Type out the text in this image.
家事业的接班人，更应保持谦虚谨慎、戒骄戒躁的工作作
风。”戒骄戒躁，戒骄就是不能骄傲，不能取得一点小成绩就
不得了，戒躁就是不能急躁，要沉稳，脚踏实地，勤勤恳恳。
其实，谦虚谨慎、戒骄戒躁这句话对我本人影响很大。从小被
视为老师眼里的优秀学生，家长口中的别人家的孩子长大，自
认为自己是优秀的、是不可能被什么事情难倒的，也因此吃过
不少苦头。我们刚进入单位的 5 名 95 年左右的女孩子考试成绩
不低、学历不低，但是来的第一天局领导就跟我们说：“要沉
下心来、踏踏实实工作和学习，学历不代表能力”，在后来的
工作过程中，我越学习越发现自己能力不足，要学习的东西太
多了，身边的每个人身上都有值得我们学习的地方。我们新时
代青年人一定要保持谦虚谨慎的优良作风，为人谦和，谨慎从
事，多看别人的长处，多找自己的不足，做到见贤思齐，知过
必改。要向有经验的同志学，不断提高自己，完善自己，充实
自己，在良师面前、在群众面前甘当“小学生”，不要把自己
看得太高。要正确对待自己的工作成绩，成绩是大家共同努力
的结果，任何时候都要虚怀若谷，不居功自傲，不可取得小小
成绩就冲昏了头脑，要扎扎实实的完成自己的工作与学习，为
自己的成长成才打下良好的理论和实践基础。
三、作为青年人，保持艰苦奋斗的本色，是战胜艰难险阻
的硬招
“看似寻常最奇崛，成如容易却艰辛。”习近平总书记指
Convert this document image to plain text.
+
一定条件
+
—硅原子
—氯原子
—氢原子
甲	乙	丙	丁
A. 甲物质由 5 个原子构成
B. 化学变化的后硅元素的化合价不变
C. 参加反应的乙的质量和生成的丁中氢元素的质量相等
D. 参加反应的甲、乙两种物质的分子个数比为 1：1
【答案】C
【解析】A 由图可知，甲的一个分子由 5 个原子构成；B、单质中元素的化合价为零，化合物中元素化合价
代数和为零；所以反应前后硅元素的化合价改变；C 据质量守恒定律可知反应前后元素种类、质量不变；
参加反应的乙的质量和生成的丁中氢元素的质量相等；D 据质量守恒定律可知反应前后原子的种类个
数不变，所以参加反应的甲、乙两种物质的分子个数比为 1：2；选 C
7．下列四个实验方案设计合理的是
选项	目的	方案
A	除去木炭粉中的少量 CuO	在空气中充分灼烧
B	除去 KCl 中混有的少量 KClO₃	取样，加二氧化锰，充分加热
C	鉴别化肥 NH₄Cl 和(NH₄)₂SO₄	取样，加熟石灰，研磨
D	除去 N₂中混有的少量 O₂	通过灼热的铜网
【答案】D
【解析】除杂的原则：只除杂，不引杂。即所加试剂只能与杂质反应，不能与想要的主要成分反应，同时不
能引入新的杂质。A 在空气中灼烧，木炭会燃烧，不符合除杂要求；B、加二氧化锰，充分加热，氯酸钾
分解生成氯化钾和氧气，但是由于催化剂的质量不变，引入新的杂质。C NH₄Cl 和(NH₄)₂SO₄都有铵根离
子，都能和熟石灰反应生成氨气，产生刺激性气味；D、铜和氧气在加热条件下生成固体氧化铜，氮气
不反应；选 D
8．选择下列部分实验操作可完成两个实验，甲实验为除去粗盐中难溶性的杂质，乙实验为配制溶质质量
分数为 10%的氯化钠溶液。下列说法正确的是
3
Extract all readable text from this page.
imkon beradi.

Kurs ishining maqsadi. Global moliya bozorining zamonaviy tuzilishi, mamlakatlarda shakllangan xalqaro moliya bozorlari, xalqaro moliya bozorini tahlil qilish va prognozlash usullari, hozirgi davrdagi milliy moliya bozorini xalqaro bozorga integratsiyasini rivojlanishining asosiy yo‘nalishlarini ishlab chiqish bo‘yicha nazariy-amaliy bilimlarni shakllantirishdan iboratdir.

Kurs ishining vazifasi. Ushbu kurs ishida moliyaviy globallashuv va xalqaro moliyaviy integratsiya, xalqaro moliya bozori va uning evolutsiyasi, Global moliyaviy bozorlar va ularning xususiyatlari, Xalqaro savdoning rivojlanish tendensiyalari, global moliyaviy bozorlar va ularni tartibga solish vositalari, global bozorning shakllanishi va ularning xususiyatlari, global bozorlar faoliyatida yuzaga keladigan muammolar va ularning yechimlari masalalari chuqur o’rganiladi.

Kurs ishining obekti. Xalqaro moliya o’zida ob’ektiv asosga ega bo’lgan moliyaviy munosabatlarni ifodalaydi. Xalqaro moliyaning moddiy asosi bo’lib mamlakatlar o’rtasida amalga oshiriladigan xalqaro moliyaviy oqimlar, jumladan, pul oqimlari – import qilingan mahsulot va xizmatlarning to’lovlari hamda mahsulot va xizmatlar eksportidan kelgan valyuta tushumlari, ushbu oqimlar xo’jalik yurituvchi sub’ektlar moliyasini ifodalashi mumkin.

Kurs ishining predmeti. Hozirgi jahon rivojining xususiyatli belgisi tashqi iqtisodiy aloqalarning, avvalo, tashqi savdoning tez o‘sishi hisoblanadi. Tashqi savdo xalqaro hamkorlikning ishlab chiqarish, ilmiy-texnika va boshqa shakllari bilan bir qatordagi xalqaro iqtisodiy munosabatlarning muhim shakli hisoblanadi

**********

### Task to complete
Recopy the entries above exactly, with every line included.

### Output for this exercise
Type out the text in this image.
家事业的接班人，更应保持谦虚谨慎、戒骄戒躁的工作作
风。”戒骄戒躁，戒骄就是不能骄傲，不能取得一点小成绩就
不得了，戒躁就是不能急躁，要沉稳，脚踏实地，勤勤恳恳。
其实，谦虚谨慎、戒骄戒躁这句话对我本人影响很大。从小被
视为老师眼里的优秀学生，家长口中的别人家的孩子长大，自
认为自己是优秀的、是不可能被什么事情难倒的，也因此吃过
不少苦头。我们刚进入单位的 5 名 95 年左右的女孩子考试成绩
不低、学历不低，但是来的第一天局领导就跟我们说：“要沉
下心来、踏踏实实工作和学习，学历不代表能力”，在后来的
工作过程中，我越学习越发现自己能力不足，要学习的东西太
多了，身边的每个人身上都有值得我们学习的地方。我们新时
代青年人一定要保持谦虚谨慎的优良作风，为人谦和，谨慎从
事，多看别人的长处，多找自己的不足，做到见贤思齐，知过
必改。要向有经验的同志学，不断提高自己，完善自己，充实
自己，在良师面前、在群众面前甘当“小学生”，不要把自己
看得太高。要正确对待自己的工作成绩，成绩是大家共同努力
的结果，任何时候都要虚怀若谷，不居功自傲，不可取得小小
成绩就冲昏了头脑，要扎扎实实的完成自己的工作与学习，为
自己的成长成才打下良好的理论和实践基础。
三、作为青年人，保持艰苦奋斗的本色，是战胜艰难险阻
的硬招
“看似寻常最奇崛，成如容易却艰辛。”习近平总书记指
Convert this document image to plain text.
+
一定条件
+
—硅原子
—氯原子
—氢原子
甲	乙	丙	丁
A. 甲物质由 5 个原子构成
B. 化学变化的后硅元素的化合价不变
C. 参加反应的乙的质量和生成的丁中氢元素的质量相等
D. 参加反应的甲、乙两种物质的分子个数比为 1：1
【答案】C
【解析】A 由图可知，甲的一个分子由 5 个原子构成；B、单质中元素的化合价为零，化合物中元素化合价
代数和为零；所以反应前后硅元素的化合价改变；C 据质量守恒定律可知反应前后元素种类、质量不变；
参加反应的乙的质量和生成的丁中氢元素的质量相等；D 据质量守恒定律可知反应前后原子的种类个
数不变，所以参加反应的甲、乙两种物质的分子个数比为 1：2；选 C
7．下列四个实验方案设计合理的是
选项	目的	方案
A	除去木炭粉中的少量 CuO	在空气中充分灼烧
B	除去 KCl 中混有的少量 KClO₃	取样，加二氧化锰，充分加热
C	鉴别化肥 NH₄Cl 和(NH₄)₂SO₄	取样，加熟石灰，研磨
D	除去 N₂中混有的少量 O₂	通过灼热的铜网
【答案】D
【解析】除杂的原则：只除杂，不引杂。即所加试剂只能与杂质反应，不能与想要的主要成分反应，同时不
能引入新的杂质。A 在空气中灼烧，木炭会燃烧，不符合除杂要求；B、加二氧化锰，充分加热，氯酸钾
分解生成氯化钾和氧气，但是由于催化剂的质量不变，引入新的杂质。C NH₄Cl 和(NH₄)₂SO₄都有铵根离
子，都能和熟石灰反应生成氨气，产生刺激性气味；D、铜和氧气在加热条件下生成固体氧化铜，氮气
不反应；选 D
8．选择下列部分实验操作可完成两个实验，甲实验为除去粗盐中难溶性的杂质，乙实验为配制溶质质量
分数为 10%的氯化钠溶液。下列说法正确的是
3
Extract all readable text from this page.
imkon beradi.

Kurs ishining maqsadi. Global moliya bozorining zamonaviy tuzilishi, mamlakatlarda shakllangan xalqaro moliya bozorlari, xalqaro moliya bozorini tahlil qilish va prognozlash usullari, hozirgi davrdagi milliy moliya bozorini xalqaro bozorga integratsiyasini rivojlanishining asosiy yo‘nalishlarini ishlab chiqish bo‘yicha nazariy-amaliy bilimlarni shakllantirishdan iboratdir.

Kurs ishining vazifasi. Ushbu kurs ishida moliyaviy globallashuv va xalqaro moliyaviy integratsiya, xalqaro moliya bozori va uning evolutsiyasi, Global moliyaviy bozorlar va ularning xususiyatlari, Xalqaro savdoning rivojlanish tendensiyalari, global moliyaviy bozorlar va ularni tartibga solish vositalari, global bozorning shakllanishi va ularning xususiyatlari, global bozorlar faoliyatida yuzaga keladigan muammolar va ularning yechimlari masalalari chuqur o’rganiladi.

Kurs ishining obekti. Xalqaro moliya o’zida ob’ektiv asosga ega bo’lgan moliyaviy munosabatlarni ifodalaydi. Xalqaro moliyaning moddiy asosi bo’lib mamlakatlar o’rtasida amalga oshiriladigan xalqaro moliyaviy oqimlar, jumladan, pul oqimlari – import qilingan mahsulot va xizmatlarning to’lovlari hamda mahsulot va xizmatlar eksportidan kelgan valyuta tushumlari, ushbu oqimlar xo’jalik yurituvchi sub’ektlar moliyasini ifodalashi mumkin.

Kurs ishining predmeti. Hozirgi jahon rivojining xususiyatli belgisi tashqi iqtisodiy aloqalarning, avvalo, tashqi savdoning tez o‘sishi hisoblanadi. Tashqi savdo xalqaro hamkorlikning ishlab chiqarish, ilmiy-texnika va boshqa shakllari bilan bir qatordagi xalqaro iqtisodiy munosabatlarning muhim shakli hisoblanadi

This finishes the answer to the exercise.